▸ **TASK INSTRUCTIONS**
Reproduce all the entries exactly.

[Source records]
........

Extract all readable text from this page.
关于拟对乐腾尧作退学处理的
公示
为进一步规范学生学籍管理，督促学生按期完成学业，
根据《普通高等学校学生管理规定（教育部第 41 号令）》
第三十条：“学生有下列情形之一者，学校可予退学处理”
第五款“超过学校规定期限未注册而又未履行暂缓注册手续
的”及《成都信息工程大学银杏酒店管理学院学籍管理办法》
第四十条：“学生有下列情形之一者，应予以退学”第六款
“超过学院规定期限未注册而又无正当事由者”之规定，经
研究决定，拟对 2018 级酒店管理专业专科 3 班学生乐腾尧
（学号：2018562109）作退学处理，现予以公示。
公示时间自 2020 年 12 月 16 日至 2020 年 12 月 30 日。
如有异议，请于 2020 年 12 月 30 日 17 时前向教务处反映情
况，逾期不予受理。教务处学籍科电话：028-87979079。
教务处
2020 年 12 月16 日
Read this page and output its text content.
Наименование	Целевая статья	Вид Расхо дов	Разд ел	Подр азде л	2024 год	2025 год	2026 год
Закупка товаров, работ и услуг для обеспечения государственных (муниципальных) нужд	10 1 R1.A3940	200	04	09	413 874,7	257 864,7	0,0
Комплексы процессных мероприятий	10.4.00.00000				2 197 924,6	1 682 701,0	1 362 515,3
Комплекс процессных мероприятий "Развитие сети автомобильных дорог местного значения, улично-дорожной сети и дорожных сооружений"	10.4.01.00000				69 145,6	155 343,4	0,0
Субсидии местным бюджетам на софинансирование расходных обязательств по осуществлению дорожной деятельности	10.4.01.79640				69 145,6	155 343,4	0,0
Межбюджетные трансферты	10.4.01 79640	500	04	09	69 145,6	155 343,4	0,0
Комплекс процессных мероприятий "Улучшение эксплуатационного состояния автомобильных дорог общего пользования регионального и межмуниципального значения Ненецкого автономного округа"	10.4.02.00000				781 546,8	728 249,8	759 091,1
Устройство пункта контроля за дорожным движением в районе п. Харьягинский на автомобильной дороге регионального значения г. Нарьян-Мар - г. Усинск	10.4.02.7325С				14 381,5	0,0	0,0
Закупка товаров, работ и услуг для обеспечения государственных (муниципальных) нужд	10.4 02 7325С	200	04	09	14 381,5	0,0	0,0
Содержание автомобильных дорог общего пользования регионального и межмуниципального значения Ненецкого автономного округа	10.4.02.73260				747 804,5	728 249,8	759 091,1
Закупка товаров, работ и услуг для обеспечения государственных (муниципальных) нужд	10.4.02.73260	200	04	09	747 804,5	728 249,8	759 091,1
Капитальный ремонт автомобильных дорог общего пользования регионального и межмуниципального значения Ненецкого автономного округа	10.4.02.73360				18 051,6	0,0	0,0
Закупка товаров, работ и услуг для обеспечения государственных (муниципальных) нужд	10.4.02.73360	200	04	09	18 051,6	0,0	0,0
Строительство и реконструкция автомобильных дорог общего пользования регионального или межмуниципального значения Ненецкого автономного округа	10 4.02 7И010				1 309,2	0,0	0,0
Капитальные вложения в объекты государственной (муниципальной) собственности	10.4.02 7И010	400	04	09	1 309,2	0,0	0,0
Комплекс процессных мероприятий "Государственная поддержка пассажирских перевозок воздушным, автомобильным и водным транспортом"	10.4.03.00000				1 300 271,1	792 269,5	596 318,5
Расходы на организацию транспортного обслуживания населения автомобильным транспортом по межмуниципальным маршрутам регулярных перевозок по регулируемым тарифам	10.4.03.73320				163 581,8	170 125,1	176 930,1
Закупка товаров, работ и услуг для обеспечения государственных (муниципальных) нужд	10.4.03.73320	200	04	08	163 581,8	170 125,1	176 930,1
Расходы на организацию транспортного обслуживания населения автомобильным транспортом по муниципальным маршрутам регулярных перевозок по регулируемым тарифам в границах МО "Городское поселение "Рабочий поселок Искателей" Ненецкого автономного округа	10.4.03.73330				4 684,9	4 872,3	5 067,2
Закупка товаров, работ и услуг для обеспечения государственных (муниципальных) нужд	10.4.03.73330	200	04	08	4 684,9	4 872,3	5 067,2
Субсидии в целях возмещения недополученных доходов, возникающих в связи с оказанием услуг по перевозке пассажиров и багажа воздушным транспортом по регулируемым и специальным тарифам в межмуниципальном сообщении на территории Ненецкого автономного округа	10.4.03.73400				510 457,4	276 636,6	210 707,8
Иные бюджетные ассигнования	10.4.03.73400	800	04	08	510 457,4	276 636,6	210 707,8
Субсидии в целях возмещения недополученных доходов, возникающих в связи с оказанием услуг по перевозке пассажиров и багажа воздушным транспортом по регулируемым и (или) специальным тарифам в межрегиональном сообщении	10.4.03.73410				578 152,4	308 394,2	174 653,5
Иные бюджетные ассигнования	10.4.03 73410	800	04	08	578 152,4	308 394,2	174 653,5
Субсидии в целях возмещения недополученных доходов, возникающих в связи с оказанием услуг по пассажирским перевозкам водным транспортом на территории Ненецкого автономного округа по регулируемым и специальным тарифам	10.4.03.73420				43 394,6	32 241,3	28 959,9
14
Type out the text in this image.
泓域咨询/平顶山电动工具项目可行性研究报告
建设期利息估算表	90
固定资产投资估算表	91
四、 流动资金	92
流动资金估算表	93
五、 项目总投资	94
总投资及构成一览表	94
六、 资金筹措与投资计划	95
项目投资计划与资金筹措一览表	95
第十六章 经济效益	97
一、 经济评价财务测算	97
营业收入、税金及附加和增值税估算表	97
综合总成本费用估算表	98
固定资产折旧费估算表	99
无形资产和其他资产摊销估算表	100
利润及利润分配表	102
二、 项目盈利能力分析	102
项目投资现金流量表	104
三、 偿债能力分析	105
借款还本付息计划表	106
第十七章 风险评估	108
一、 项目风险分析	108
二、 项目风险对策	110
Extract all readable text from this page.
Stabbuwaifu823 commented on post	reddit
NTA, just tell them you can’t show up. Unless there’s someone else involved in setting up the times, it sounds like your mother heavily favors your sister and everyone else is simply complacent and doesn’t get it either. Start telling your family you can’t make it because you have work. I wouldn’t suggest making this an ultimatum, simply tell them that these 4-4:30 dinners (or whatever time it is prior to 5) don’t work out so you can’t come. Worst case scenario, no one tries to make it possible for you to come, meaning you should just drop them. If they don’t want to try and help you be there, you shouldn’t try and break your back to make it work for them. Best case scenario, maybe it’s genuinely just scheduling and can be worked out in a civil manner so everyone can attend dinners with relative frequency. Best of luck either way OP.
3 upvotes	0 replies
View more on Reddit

........

▸ **ANSWER TO THIS EXERCISE**
Extract all readable text from this page.
关于拟对乐腾尧作退学处理的
公示
为进一步规范学生学籍管理，督促学生按期完成学业，
根据《普通高等学校学生管理规定（教育部第 41 号令）》
第三十条：“学生有下列情形之一者，学校可予退学处理”
第五款“超过学校规定期限未注册而又未履行暂缓注册手续
的”及《成都信息工程大学银杏酒店管理学院学籍管理办法》
第四十条：“学生有下列情形之一者，应予以退学”第六款
“超过学院规定期限未注册而又无正当事由者”之规定，经
研究决定，拟对 2018 级酒店管理专业专科 3 班学生乐腾尧
（学号：2018562109）作退学处理，现予以公示。
公示时间自 2020 年 12 月 16 日至 2020 年 12 月 30 日。
如有异议，请于 2020 年 12 月 30 日 17 时前向教务处反映情
况，逾期不予受理。教务处学籍科电话：028-87979079。
教务处
2020 年 12 月16 日
Read this page and output its text content.
Наименование	Целевая статья	Вид Расхо дов	Разд ел	Подр азде л	2024 год	2025 год	2026 год
Закупка товаров, работ и услуг для обеспечения государственных (муниципальных) нужд	10 1 R1.A3940	200	04	09	413 874,7	257 864,7	0,0
Комплексы процессных мероприятий	10.4.00.00000				2 197 924,6	1 682 701,0	1 362 515,3
Комплекс процессных мероприятий "Развитие сети автомобильных дорог местного значения, улично-дорожной сети и дорожных сооружений"	10.4.01.00000				69 145,6	155 343,4	0,0
Субсидии местным бюджетам на софинансирование расходных обязательств по осуществлению дорожной деятельности	10.4.01.79640				69 145,6	155 343,4	0,0
Межбюджетные трансферты	10.4.01 79640	500	04	09	69 145,6	155 343,4	0,0
Комплекс процессных мероприятий "Улучшение эксплуатационного состояния автомобильных дорог общего пользования регионального и межмуниципального значения Ненецкого автономного округа"	10.4.02.00000				781 546,8	728 249,8	759 091,1
Устройство пункта контроля за дорожным движением в районе п. Харьягинский на автомобильной дороге регионального значения г. Нарьян-Мар - г. Усинск	10.4.02.7325С				14 381,5	0,0	0,0
Закупка товаров, работ и услуг для обеспечения государственных (муниципальных) нужд	10.4 02 7325С	200	04	09	14 381,5	0,0	0,0
Содержание автомобильных дорог общего пользования регионального и межмуниципального значения Ненецкого автономного округа	10.4.02.73260				747 804,5	728 249,8	759 091,1
Закупка товаров, работ и услуг для обеспечения государственных (муниципальных) нужд	10.4.02.73260	200	04	09	747 804,5	728 249,8	759 091,1
Капитальный ремонт автомобильных дорог общего пользования регионального и межмуниципального значения Ненецкого автономного округа	10.4.02.73360				18 051,6	0,0	0,0
Закупка товаров, работ и услуг для обеспечения государственных (муниципальных) нужд	10.4.02.73360	200	04	09	18 051,6	0,0	0,0
Строительство и реконструкция автомобильных дорог общего пользования регионального или межмуниципального значения Ненецкого автономного округа	10 4.02 7И010				1 309,2	0,0	0,0
Капитальные вложения в объекты государственной (муниципальной) собственности	10.4.02 7И010	400	04	09	1 309,2	0,0	0,0
Комплекс процессных мероприятий "Государственная поддержка пассажирских перевозок воздушным, автомобильным и водным транспортом"	10.4.03.00000				1 300 271,1	792 269,5	596 318,5
Расходы на организацию транспортного обслуживания населения автомобильным транспортом по межмуниципальным маршрутам регулярных перевозок по регулируемым тарифам	10.4.03.73320				163 581,8	170 125,1	176 930,1
Закупка товаров, работ и услуг для обеспечения государственных (муниципальных) нужд	10.4.03.73320	200	04	08	163 581,8	170 125,1	176 930,1
Расходы на организацию транспортного обслуживания населения автомобильным транспортом по муниципальным маршрутам регулярных перевозок по регулируемым тарифам в границах МО "Городское поселение "Рабочий поселок Искателей" Ненецкого автономного округа	10.4.03.73330				4 684,9	4 872,3	5 067,2
Закупка товаров, работ и услуг для обеспечения государственных (муниципальных) нужд	10.4.03.73330	200	04	08	4 684,9	4 872,3	5 067,2
Субсидии в целях возмещения недополученных доходов, возникающих в связи с оказанием услуг по перевозке пассажиров и багажа воздушным транспортом по регулируемым и специальным тарифам в межмуниципальном сообщении на территории Ненецкого автономного округа	10.4.03.73400				510 457,4	276 636,6	210 707,8
Иные бюджетные ассигнования	10.4.03.73400	800	04	08	510 457,4	276 636,6	210 707,8
Субсидии в целях возмещения недополученных доходов, возникающих в связи с оказанием услуг по перевозке пассажиров и багажа воздушным транспортом по регулируемым и (или) специальным тарифам в межрегиональном сообщении	10.4.03.73410				578 152,4	308 394,2	174 653,5
Иные бюджетные ассигнования	10.4.03 73410	800	04	08	578 152,4	308 394,2	174 653,5
Субсидии в целях возмещения недополученных доходов, возникающих в связи с оказанием услуг по пассажирским перевозкам водным транспортом на территории Ненецкого автономного округа по регулируемым и специальным тарифам	10.4.03.73420				43 394,6	32 241,3	28 959,9
14
Type out the text in this image.
泓域咨询/平顶山电动工具项目可行性研究报告
建设期利息估算表	90
固定资产投资估算表	91
四、 流动资金	92
流动资金估算表	93
五、 项目总投资	94
总投资及构成一览表	94
六、 资金筹措与投资计划	95
项目投资计划与资金筹措一览表	95
第十六章 经济效益	97
一、 经济评价财务测算	97
营业收入、税金及附加和增值税估算表	97
综合总成本费用估算表	98
固定资产折旧费估算表	99
无形资产和其他资产摊销估算表	100
利润及利润分配表	102
二、 项目盈利能力分析	102
项目投资现金流量表	104
三、 偿债能力分析	105
借款还本付息计划表	106
第十七章 风险评估	108
一、 项目风险分析	108
二、 项目风险对策	110
Extract all readable text from this page.
Stabbuwaifu823 commented on post	reddit
NTA, just tell them you can’t show up. Unless there’s someone else involved in setting up the times, it sounds like your mother heavily favors your sister and everyone else is simply complacent and doesn’t get it either. Start telling your family you can’t make it because you have work. I wouldn’t suggest making this an ultimatum, simply tell them that these 4-4:30 dinners (or whatever time it is prior to 5) don’t work out so you can’t come. Worst case scenario, no one tries to make it possible for you to come, meaning you should just drop them. If they don’t want to try and help you be there, you shouldn’t try and break your back to make it work for them. Best case scenario, maybe it’s genuinely just scheduling and can be worked out in a civil manner so everyone can attend dinners with relative frequency. Best of luck either way OP.
3 upvotes	0 replies
View more on Reddit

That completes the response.